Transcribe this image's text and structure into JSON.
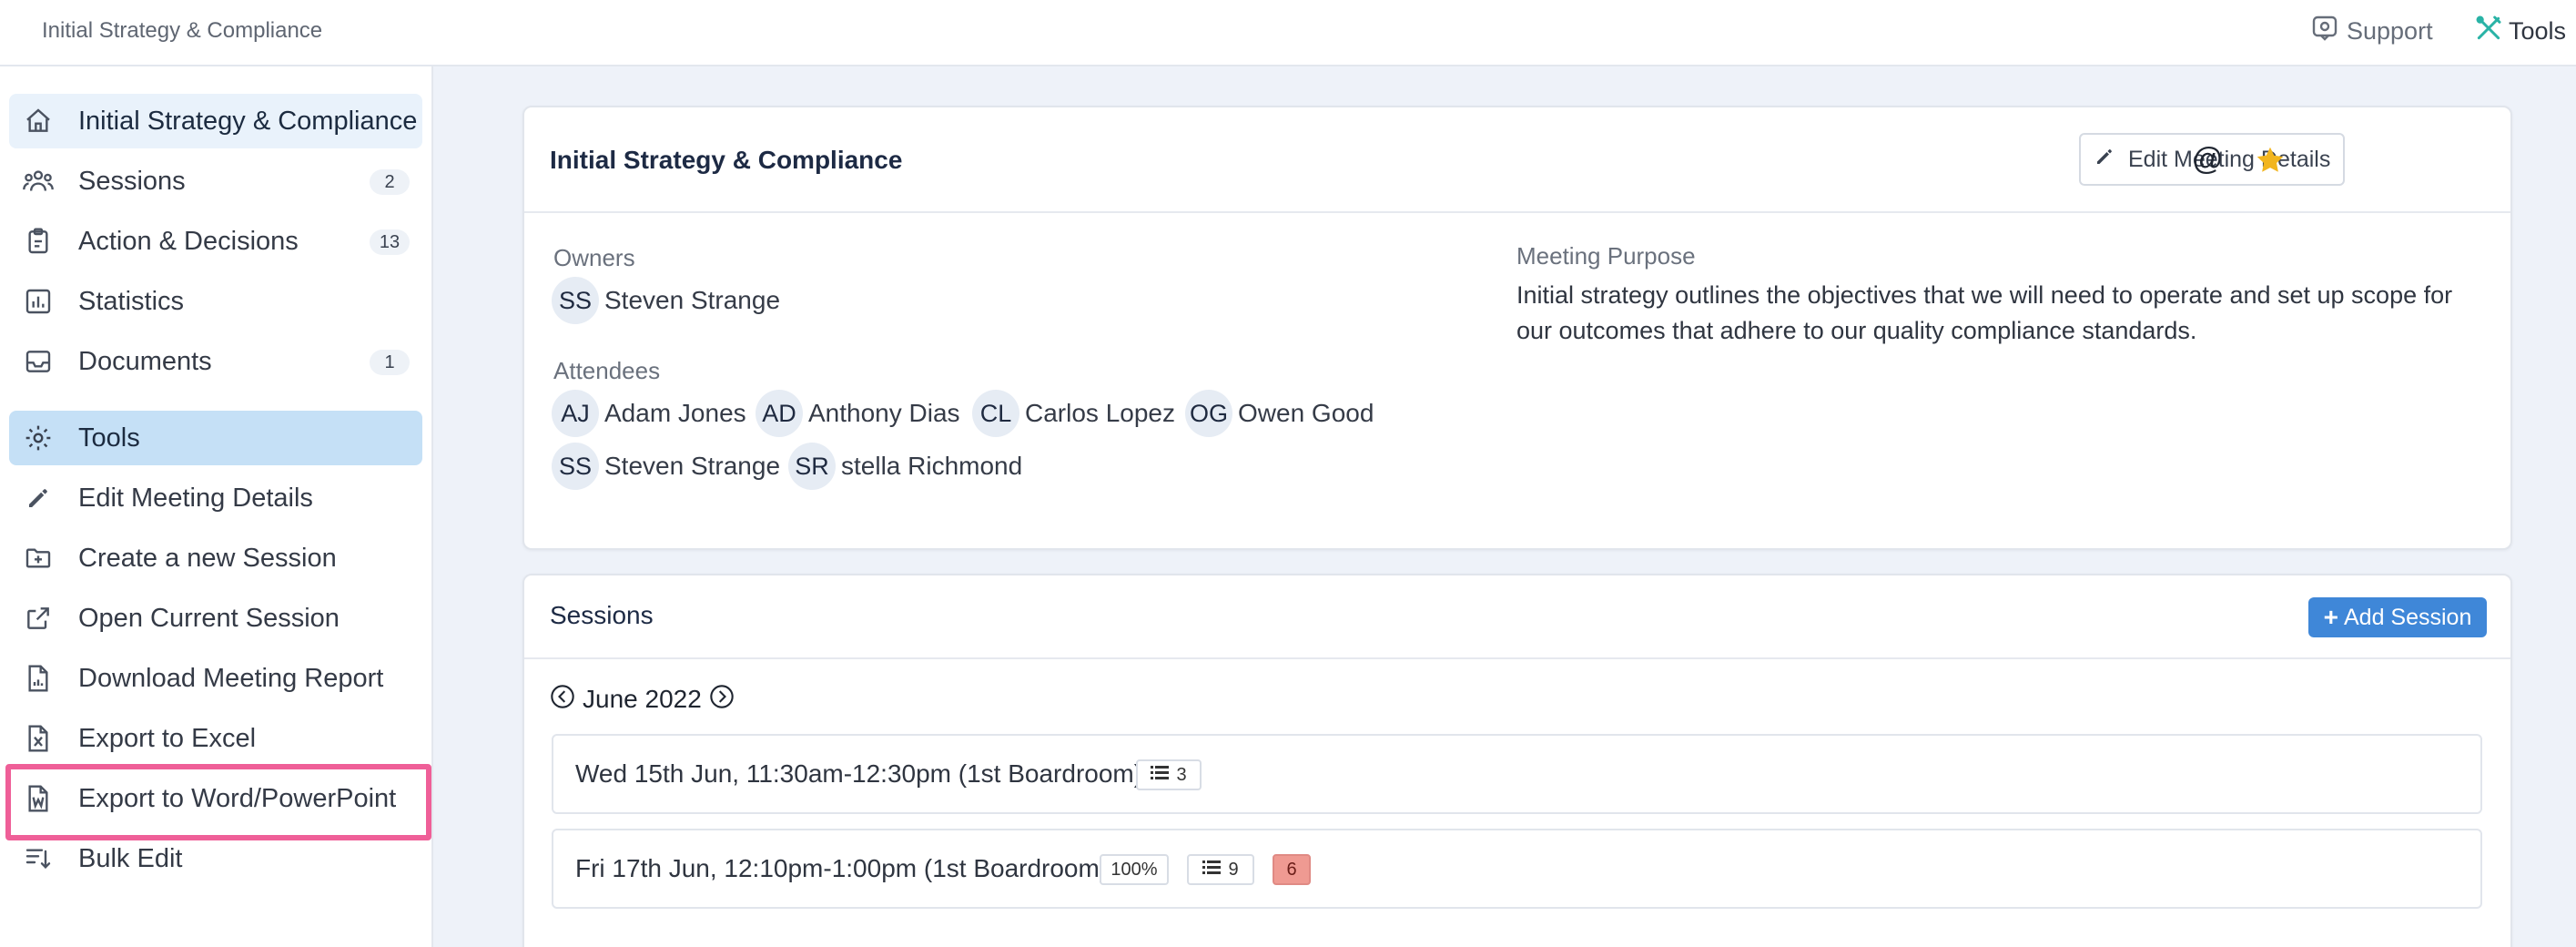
{
  "app": {
    "title": "Initial Strategy & Compliance"
  },
  "topbar": {
    "support_label": "Support",
    "tools_label": "Tools"
  },
  "sidebar": {
    "main_items": [
      {
        "label": "Initial Strategy & Compliance",
        "icon": "home-icon"
      },
      {
        "label": "Sessions",
        "count": "2",
        "icon": "people-icon"
      },
      {
        "label": "Action & Decisions",
        "count": "13",
        "icon": "clipboard-icon"
      },
      {
        "label": "Statistics",
        "icon": "chart-icon"
      },
      {
        "label": "Documents",
        "count": "1",
        "icon": "inbox-icon"
      }
    ],
    "tools_header": {
      "label": "Tools",
      "icon": "gear-icon"
    },
    "tool_items": [
      {
        "label": "Edit Meeting Details",
        "icon": "pencil-icon"
      },
      {
        "label": "Create a new Session",
        "icon": "folder-plus-icon"
      },
      {
        "label": "Open Current Session",
        "icon": "external-link-icon"
      },
      {
        "label": "Download Meeting Report",
        "icon": "report-icon"
      },
      {
        "label": "Export to Excel",
        "icon": "excel-file-icon"
      },
      {
        "label": "Export to Word/PowerPoint",
        "icon": "word-file-icon"
      },
      {
        "label": "Bulk Edit",
        "icon": "sort-list-icon"
      }
    ]
  },
  "meeting": {
    "title": "Initial Strategy & Compliance",
    "edit_button": "Edit Meeting Details",
    "owners_label": "Owners",
    "owners": [
      {
        "initials": "SS",
        "name": "Steven Strange"
      }
    ],
    "attendees_label": "Attendees",
    "attendees": [
      {
        "initials": "AJ",
        "name": "Adam Jones"
      },
      {
        "initials": "AD",
        "name": "Anthony Dias"
      },
      {
        "initials": "CL",
        "name": "Carlos Lopez"
      },
      {
        "initials": "OG",
        "name": "Owen Good"
      },
      {
        "initials": "SS",
        "name": "Steven Strange"
      },
      {
        "initials": "SR",
        "name": "stella Richmond"
      }
    ],
    "purpose_label": "Meeting Purpose",
    "purpose_text": "Initial strategy outlines the objectives that we will need to operate and set up scope for our outcomes that adhere to our quality compliance standards."
  },
  "sessions": {
    "title": "Sessions",
    "add_button": "Add Session",
    "month": "June 2022",
    "rows": [
      {
        "label": "Wed 15th Jun, 11:30am-12:30pm (1st Boardroom)",
        "items": "3"
      },
      {
        "label": "Fri 17th Jun, 12:10pm-1:00pm (1st Boardroom)",
        "progress": "100%",
        "items": "9",
        "alert": "6"
      }
    ]
  },
  "colors": {
    "accent": "#3f87d8",
    "highlight": "#ef5f98",
    "star": "#f2b51f",
    "tools_teal": "#29b3a6"
  }
}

STATED GOAL ->
Make an exact reproduction of the listing above, without any pictures.

CORRECT RESPONSE ->
Transcribe this image's text and structure into JSON.
{
  "app": {
    "title": "Initial Strategy & Compliance"
  },
  "topbar": {
    "support_label": "Support",
    "tools_label": "Tools"
  },
  "sidebar": {
    "main_items": [
      {
        "label": "Initial Strategy & Compliance",
        "icon": "home-icon"
      },
      {
        "label": "Sessions",
        "count": "2",
        "icon": "people-icon"
      },
      {
        "label": "Action & Decisions",
        "count": "13",
        "icon": "clipboard-icon"
      },
      {
        "label": "Statistics",
        "icon": "chart-icon"
      },
      {
        "label": "Documents",
        "count": "1",
        "icon": "inbox-icon"
      }
    ],
    "tools_header": {
      "label": "Tools",
      "icon": "gear-icon"
    },
    "tool_items": [
      {
        "label": "Edit Meeting Details",
        "icon": "pencil-icon"
      },
      {
        "label": "Create a new Session",
        "icon": "folder-plus-icon"
      },
      {
        "label": "Open Current Session",
        "icon": "external-link-icon"
      },
      {
        "label": "Download Meeting Report",
        "icon": "report-icon"
      },
      {
        "label": "Export to Excel",
        "icon": "excel-file-icon"
      },
      {
        "label": "Export to Word/PowerPoint",
        "icon": "word-file-icon"
      },
      {
        "label": "Bulk Edit",
        "icon": "sort-list-icon"
      }
    ]
  },
  "meeting": {
    "title": "Initial Strategy & Compliance",
    "edit_button": "Edit Meeting Details",
    "owners_label": "Owners",
    "owners": [
      {
        "initials": "SS",
        "name": "Steven Strange"
      }
    ],
    "attendees_label": "Attendees",
    "attendees": [
      {
        "initials": "AJ",
        "name": "Adam Jones"
      },
      {
        "initials": "AD",
        "name": "Anthony Dias"
      },
      {
        "initials": "CL",
        "name": "Carlos Lopez"
      },
      {
        "initials": "OG",
        "name": "Owen Good"
      },
      {
        "initials": "SS",
        "name": "Steven Strange"
      },
      {
        "initials": "SR",
        "name": "stella Richmond"
      }
    ],
    "purpose_label": "Meeting Purpose",
    "purpose_text": "Initial strategy outlines the objectives that we will need to operate and set up scope for our outcomes that adhere to our quality compliance standards."
  },
  "sessions": {
    "title": "Sessions",
    "add_button": "Add Session",
    "month": "June 2022",
    "rows": [
      {
        "label": "Wed 15th Jun, 11:30am-12:30pm (1st Boardroom)",
        "items": "3"
      },
      {
        "label": "Fri 17th Jun, 12:10pm-1:00pm (1st Boardroom)",
        "progress": "100%",
        "items": "9",
        "alert": "6"
      }
    ]
  },
  "colors": {
    "accent": "#3f87d8",
    "highlight": "#ef5f98",
    "star": "#f2b51f",
    "tools_teal": "#29b3a6"
  }
}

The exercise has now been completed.